• YOUR OBJECTIVE: Could you lay out the lines of the material as a Markdown table with the columns "Row" and "Line", starting at the line that contains "318, 622, 358]" and ending at the line that contains "225, 622, 265]", with any blank lines skipped?

• A block of data:
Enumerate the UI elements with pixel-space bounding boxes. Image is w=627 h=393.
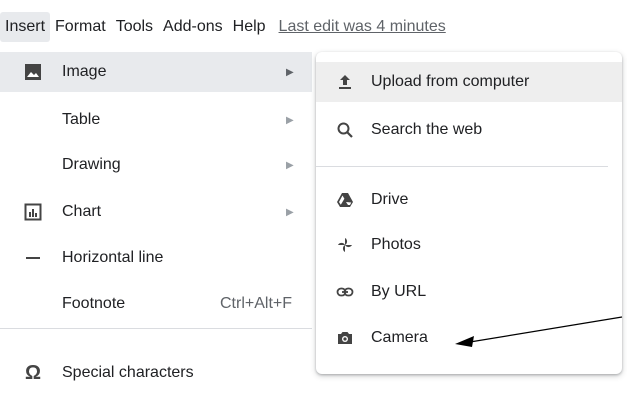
image-option-camera[interactable]: Camera	[316, 318, 622, 358]
menu-format[interactable]: Format	[50, 12, 111, 42]
insert-item-chart[interactable]: Chart ▶	[0, 192, 312, 232]
footnote-shortcut: Ctrl+Alt+F	[219, 295, 292, 312]
search-icon	[334, 119, 356, 141]
camera-icon	[334, 327, 356, 349]
menu-insert[interactable]: Insert	[0, 12, 51, 42]
image-option-label: Camera	[371, 329, 428, 346]
image-option-label: Upload from computer	[371, 73, 530, 90]
insert-item-image[interactable]: Image ▶	[0, 52, 312, 92]
submenu-arrow-icon: ▶	[286, 206, 294, 218]
link-icon	[334, 281, 356, 303]
horizontal-line-icon	[22, 247, 44, 269]
image-option-by-url[interactable]: By URL	[316, 272, 622, 312]
insert-item-label: Horizontal line	[62, 249, 164, 266]
submenu-arrow-icon: ▶	[286, 114, 294, 126]
omega-icon: Ω	[24, 361, 42, 384]
image-option-search-web[interactable]: Search the web	[316, 110, 622, 150]
insert-item-drawing[interactable]: Drawing ▶	[0, 145, 312, 185]
insert-item-label: Special characters	[62, 364, 194, 381]
insert-menu: Image ▶ Table ▶ Drawing ▶ Chart ▶ Horizo…	[0, 48, 312, 392]
insert-item-label: Table	[62, 111, 101, 128]
menu-divider	[0, 328, 312, 329]
submenu-arrow-icon: ▶	[286, 66, 294, 78]
insert-item-label: Chart	[62, 203, 102, 220]
chart-icon	[22, 201, 44, 223]
menu-help[interactable]: Help	[228, 12, 271, 42]
submenu-divider	[316, 166, 608, 167]
image-option-label: Drive	[371, 191, 409, 208]
image-option-label: By URL	[371, 283, 427, 300]
insert-item-horizontal-line[interactable]: Horizontal line	[0, 238, 312, 278]
menu-tools[interactable]: Tools	[111, 12, 158, 42]
last-edit-link[interactable]: Last edit was 4 minutes	[271, 18, 446, 36]
image-option-label: Search the web	[371, 121, 483, 138]
insert-item-footnote[interactable]: Footnote Ctrl+Alt+F	[0, 284, 312, 324]
insert-item-label: Drawing	[62, 156, 121, 173]
drive-icon	[334, 189, 356, 211]
image-option-label: Photos	[371, 236, 421, 253]
photos-icon	[334, 234, 356, 256]
upload-icon	[334, 71, 356, 93]
top-cropped-strip	[0, 0, 627, 8]
menu-add-ons[interactable]: Add-ons	[158, 12, 228, 42]
image-option-photos[interactable]: Photos	[316, 225, 622, 265]
image-submenu: Upload from computer Search the web Driv…	[316, 52, 622, 374]
image-option-drive[interactable]: Drive	[316, 180, 622, 220]
insert-item-table[interactable]: Table ▶	[0, 100, 312, 140]
insert-item-label: Image	[62, 63, 107, 80]
submenu-arrow-icon: ▶	[286, 159, 294, 171]
image-option-upload[interactable]: Upload from computer	[316, 62, 622, 102]
insert-item-label: Footnote	[62, 295, 126, 312]
image-icon	[22, 61, 44, 83]
menu-bar: Insert Format Tools Add-ons Help Last ed…	[0, 12, 627, 42]
insert-item-special-characters[interactable]: Ω Special characters	[0, 353, 312, 393]
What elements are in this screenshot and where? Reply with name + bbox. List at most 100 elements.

• RESULT OF THIS TASK:
| Row | Line |
|---|---|
| 1 | image-option-camera[interactable]: Camera	[316, 318, 622, 358] |
| 2 | menu-format[interactable]: Format	[50, 12, 111, 42] |
| 3 | insert-item-chart[interactable]: Chart ▶	[0, 192, 312, 232] |
| 4 | footnote-shortcut: Ctrl+Alt+F	[219, 295, 292, 312] |
| 5 | search-icon	[334, 119, 356, 141] |
| 6 | camera-icon	[334, 327, 356, 349] |
| 7 | menu-insert[interactable]: Insert	[0, 12, 51, 42] |
| 8 | image-option-label: Camera	[371, 329, 428, 346] |
| 9 | image-option-label: Upload from computer	[371, 73, 530, 90] |
| 10 | insert-item-image[interactable]: Image ▶	[0, 52, 312, 92] |
| 11 | submenu-arrow-icon: ▶	[286, 206, 294, 218] |
| 12 | link-icon	[334, 281, 356, 303] |
| 13 | horizontal-line-icon	[22, 247, 44, 269] |
| 14 | image-option-by-url[interactable]: By URL	[316, 272, 622, 312] |
| 15 | insert-item-label: Horizontal line	[62, 249, 164, 266] |
| 16 | submenu-arrow-icon: ▶	[286, 114, 294, 126] |
| 17 | omega-icon: Ω	[24, 361, 42, 384] |
| 18 | image-option-search-web[interactable]: Search the web	[316, 110, 622, 150] |
| 19 | insert-item-drawing[interactable]: Drawing ▶	[0, 145, 312, 185] |
| 20 | insert-item-label: Special characters	[62, 364, 194, 381] |
| 21 | insert-menu: Image ▶ Table ▶ Drawing ▶ Chart ▶ Horizo…	[0, 48, 312, 392] |
| 22 | insert-item-label: Table	[62, 111, 101, 128] |
| 23 | menu-divider	[0, 328, 312, 329] |
| 24 | submenu-arrow-icon: ▶	[286, 66, 294, 78] |
| 25 | insert-item-label: Chart	[62, 203, 102, 220] |
| 26 | chart-icon	[22, 201, 44, 223] |
| 27 | menu-help[interactable]: Help	[228, 12, 271, 42] |
| 28 | submenu-divider	[316, 166, 608, 167] |
| 29 | image-option-label: Drive	[371, 191, 409, 208] |
| 30 | image-option-label: By URL	[371, 283, 427, 300] |
| 31 | insert-item-horizontal-line[interactable]: Horizontal line	[0, 238, 312, 278] |
| 32 | menu-tools[interactable]: Tools	[111, 12, 158, 42] |
| 33 | last-edit-link[interactable]: Last edit was 4 minutes	[271, 18, 446, 36] |
| 34 | image-option-label: Search the web	[371, 121, 483, 138] |
| 35 | insert-item-footnote[interactable]: Footnote Ctrl+Alt+F	[0, 284, 312, 324] |
| 36 | insert-item-label: Drawing	[62, 156, 121, 173] |
| 37 | drive-icon	[334, 189, 356, 211] |
| 38 | image-option-label: Photos	[371, 236, 421, 253] |
| 39 | photos-icon	[334, 234, 356, 256] |
| 40 | upload-icon	[334, 71, 356, 93] |
| 41 | top-cropped-strip	[0, 0, 627, 8] |
| 42 | menu-add-ons[interactable]: Add-ons	[158, 12, 228, 42] |
| 43 | image-option-photos[interactable]: Photos	[316, 225, 622, 265] |